--- start Given records ---
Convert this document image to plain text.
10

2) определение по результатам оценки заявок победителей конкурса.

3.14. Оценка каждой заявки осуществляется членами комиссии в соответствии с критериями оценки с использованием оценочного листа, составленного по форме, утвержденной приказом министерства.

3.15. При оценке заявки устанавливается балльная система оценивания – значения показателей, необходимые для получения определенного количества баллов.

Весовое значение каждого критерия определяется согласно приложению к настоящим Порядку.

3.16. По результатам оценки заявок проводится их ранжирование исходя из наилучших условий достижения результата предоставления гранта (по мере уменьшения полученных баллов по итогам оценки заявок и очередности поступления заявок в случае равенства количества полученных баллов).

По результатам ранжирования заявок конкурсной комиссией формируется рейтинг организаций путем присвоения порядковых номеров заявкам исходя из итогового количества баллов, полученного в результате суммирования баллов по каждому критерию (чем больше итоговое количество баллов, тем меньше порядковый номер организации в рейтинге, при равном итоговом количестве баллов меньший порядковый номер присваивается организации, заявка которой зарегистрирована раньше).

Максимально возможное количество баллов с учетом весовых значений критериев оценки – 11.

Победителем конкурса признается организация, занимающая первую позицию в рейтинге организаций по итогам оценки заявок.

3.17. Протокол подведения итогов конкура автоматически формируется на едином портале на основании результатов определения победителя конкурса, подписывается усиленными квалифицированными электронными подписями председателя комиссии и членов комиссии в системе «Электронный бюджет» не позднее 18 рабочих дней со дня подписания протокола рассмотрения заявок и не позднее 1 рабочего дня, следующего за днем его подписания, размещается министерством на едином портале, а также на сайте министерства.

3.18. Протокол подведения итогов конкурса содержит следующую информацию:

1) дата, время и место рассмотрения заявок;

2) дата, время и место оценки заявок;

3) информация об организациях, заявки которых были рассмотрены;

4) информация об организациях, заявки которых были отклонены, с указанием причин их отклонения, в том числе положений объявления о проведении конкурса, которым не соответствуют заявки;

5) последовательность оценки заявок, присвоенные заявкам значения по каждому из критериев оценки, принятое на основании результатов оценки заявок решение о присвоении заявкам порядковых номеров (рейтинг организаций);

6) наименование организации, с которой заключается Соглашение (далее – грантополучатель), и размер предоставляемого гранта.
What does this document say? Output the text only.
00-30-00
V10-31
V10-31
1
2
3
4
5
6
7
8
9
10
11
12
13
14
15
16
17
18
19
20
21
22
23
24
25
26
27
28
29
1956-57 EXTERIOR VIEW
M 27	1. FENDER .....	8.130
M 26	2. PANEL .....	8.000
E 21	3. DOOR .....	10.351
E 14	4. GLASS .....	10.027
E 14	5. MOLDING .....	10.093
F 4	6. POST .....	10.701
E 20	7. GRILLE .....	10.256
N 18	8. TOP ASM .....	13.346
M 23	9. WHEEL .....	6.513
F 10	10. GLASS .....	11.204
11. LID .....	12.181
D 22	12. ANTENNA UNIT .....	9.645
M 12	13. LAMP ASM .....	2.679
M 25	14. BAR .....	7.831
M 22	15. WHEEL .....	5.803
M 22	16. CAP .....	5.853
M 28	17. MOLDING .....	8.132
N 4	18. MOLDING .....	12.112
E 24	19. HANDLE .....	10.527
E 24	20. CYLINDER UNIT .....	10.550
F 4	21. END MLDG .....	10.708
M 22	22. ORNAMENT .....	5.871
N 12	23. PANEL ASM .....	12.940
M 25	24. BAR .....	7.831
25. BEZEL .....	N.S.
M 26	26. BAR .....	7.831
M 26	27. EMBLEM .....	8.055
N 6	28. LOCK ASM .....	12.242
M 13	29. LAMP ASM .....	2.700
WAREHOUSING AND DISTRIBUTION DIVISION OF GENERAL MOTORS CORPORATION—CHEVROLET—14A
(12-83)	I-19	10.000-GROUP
--- end Given records ---
[Problem]
Repeat exactly the lines starting at the line with "What does this" and ending with the final line of the entries. Include nothing else.

[Exercise answer]
What does this document say? Output the text only.
00-30-00
V10-31
V10-31
1
2
3
4
5
6
7
8
9
10
11
12
13
14
15
16
17
18
19
20
21
22
23
24
25
26
27
28
29
1956-57 EXTERIOR VIEW
M 27	1. FENDER .....	8.130
M 26	2. PANEL .....	8.000
E 21	3. DOOR .....	10.351
E 14	4. GLASS .....	10.027
E 14	5. MOLDING .....	10.093
F 4	6. POST .....	10.701
E 20	7. GRILLE .....	10.256
N 18	8. TOP ASM .....	13.346
M 23	9. WHEEL .....	6.513
F 10	10. GLASS .....	11.204
11. LID .....	12.181
D 22	12. ANTENNA UNIT .....	9.645
M 12	13. LAMP ASM .....	2.679
M 25	14. BAR .....	7.831
M 22	15. WHEEL .....	5.803
M 22	16. CAP .....	5.853
M 28	17. MOLDING .....	8.132
N 4	18. MOLDING .....	12.112
E 24	19. HANDLE .....	10.527
E 24	20. CYLINDER UNIT .....	10.550
F 4	21. END MLDG .....	10.708
M 22	22. ORNAMENT .....	5.871
N 12	23. PANEL ASM .....	12.940
M 25	24. BAR .....	7.831
25. BEZEL .....	N.S.
M 26	26. BAR .....	7.831
M 26	27. EMBLEM .....	8.055
N 6	28. LOCK ASM .....	12.242
M 13	29. LAMP ASM .....	2.700
WAREHOUSING AND DISTRIBUTION DIVISION OF GENERAL MOTORS CORPORATION—CHEVROLET—14A
(12-83)	I-19	10.000-GROUP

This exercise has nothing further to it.